(Exercise requirements)
Quote the listing below in full and exactly as written, but omit every picture.
-- start of Records for this task --
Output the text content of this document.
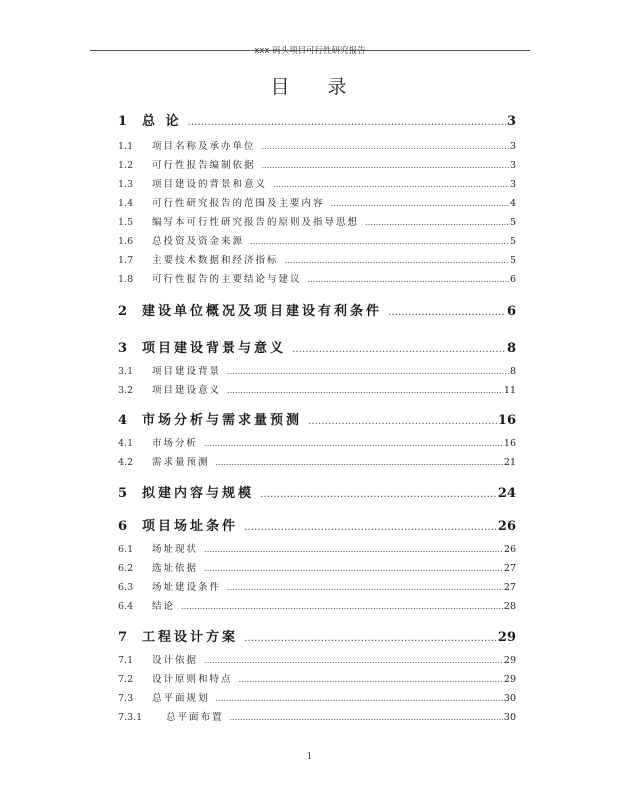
xxx 码头项目可行性研究报告
目 录
1	总 论 ……………………………………………………………………………………………………………………………………………………………………	3
1.1	项目名称及承办单位 ……………………………………………………………………………………………………………………………………………………………………	3
1.2	可行性报告编制依据 ……………………………………………………………………………………………………………………………………………………………………	3
1.3	项目建设的背景和意义 ……………………………………………………………………………………………………………………………………………………………………	3
1.4	可行性研究报告的范围及主要内容 ……………………………………………………………………………………………………………………………………………………………………	4
1.5	编写本可行性研究报告的原则及指导思想 ……………………………………………………………………………………………………………………………………………………………………	5
1.6	总投资及资金来源 ……………………………………………………………………………………………………………………………………………………………………	5
1.7	主要技术数据和经济指标 ……………………………………………………………………………………………………………………………………………………………………	5
1.8	可行性报告的主要结论与建议 ……………………………………………………………………………………………………………………………………………………………………	6
2	建设单位概况及项目建设有利条件 ……………………………………………………………………………………………………………………………………………………………………	6
3	项目建设背景与意义 ……………………………………………………………………………………………………………………………………………………………………	8
3.1	项目建设背景 ……………………………………………………………………………………………………………………………………………………………………	8
3.2	项目建设意义 ……………………………………………………………………………………………………………………………………………………………………	11
4	市场分析与需求量预测 ……………………………………………………………………………………………………………………………………………………………………	16
4.1	市场分析 ……………………………………………………………………………………………………………………………………………………………………	16
4.2	需求量预测 ……………………………………………………………………………………………………………………………………………………………………	21
5	拟建内容与规模 ……………………………………………………………………………………………………………………………………………………………………	24
6	项目场址条件 ……………………………………………………………………………………………………………………………………………………………………	26
6.1	场址现状 ……………………………………………………………………………………………………………………………………………………………………	26
6.2	选址依据 ……………………………………………………………………………………………………………………………………………………………………	27
6.3	场址建设条件 ……………………………………………………………………………………………………………………………………………………………………	27
6.4	结论 ……………………………………………………………………………………………………………………………………………………………………	28
7	工程设计方案 ……………………………………………………………………………………………………………………………………………………………………	29
7.1	设计依据 ……………………………………………………………………………………………………………………………………………………………………	29
7.2	设计原则和特点 ……………………………………………………………………………………………………………………………………………………………………	29
7.3	总平面规划 ……………………………………………………………………………………………………………………………………………………………………	30
7.3.1	总平面布置 ……………………………………………………………………………………………………………………………………………………………………	30
1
-- end of Records for this task --
(Answer to the exercise)
Output the text content of this document.
xxx 码头项目可行性研究报告
目 录
1	总 论 ……………………………………………………………………………………………………………………………………………………………………	3
1.1	项目名称及承办单位 ……………………………………………………………………………………………………………………………………………………………………	3
1.2	可行性报告编制依据 ……………………………………………………………………………………………………………………………………………………………………	3
1.3	项目建设的背景和意义 ……………………………………………………………………………………………………………………………………………………………………	3
1.4	可行性研究报告的范围及主要内容 ……………………………………………………………………………………………………………………………………………………………………	4
1.5	编写本可行性研究报告的原则及指导思想 ……………………………………………………………………………………………………………………………………………………………………	5
1.6	总投资及资金来源 ……………………………………………………………………………………………………………………………………………………………………	5
1.7	主要技术数据和经济指标 ……………………………………………………………………………………………………………………………………………………………………	5
1.8	可行性报告的主要结论与建议 ……………………………………………………………………………………………………………………………………………………………………	6
2	建设单位概况及项目建设有利条件 ……………………………………………………………………………………………………………………………………………………………………	6
3	项目建设背景与意义 ……………………………………………………………………………………………………………………………………………………………………	8
3.1	项目建设背景 ……………………………………………………………………………………………………………………………………………………………………	8
3.2	项目建设意义 ……………………………………………………………………………………………………………………………………………………………………	11
4	市场分析与需求量预测 ……………………………………………………………………………………………………………………………………………………………………	16
4.1	市场分析 ……………………………………………………………………………………………………………………………………………………………………	16
4.2	需求量预测 ……………………………………………………………………………………………………………………………………………………………………	21
5	拟建内容与规模 ……………………………………………………………………………………………………………………………………………………………………	24
6	项目场址条件 ……………………………………………………………………………………………………………………………………………………………………	26
6.1	场址现状 ……………………………………………………………………………………………………………………………………………………………………	26
6.2	选址依据 ……………………………………………………………………………………………………………………………………………………………………	27
6.3	场址建设条件 ……………………………………………………………………………………………………………………………………………………………………	27
6.4	结论 ……………………………………………………………………………………………………………………………………………………………………	28
7	工程设计方案 ……………………………………………………………………………………………………………………………………………………………………	29
7.1	设计依据 ……………………………………………………………………………………………………………………………………………………………………	29
7.2	设计原则和特点 ……………………………………………………………………………………………………………………………………………………………………	29
7.3	总平面规划 ……………………………………………………………………………………………………………………………………………………………………	30
7.3.1	总平面布置 ……………………………………………………………………………………………………………………………………………………………………	30
1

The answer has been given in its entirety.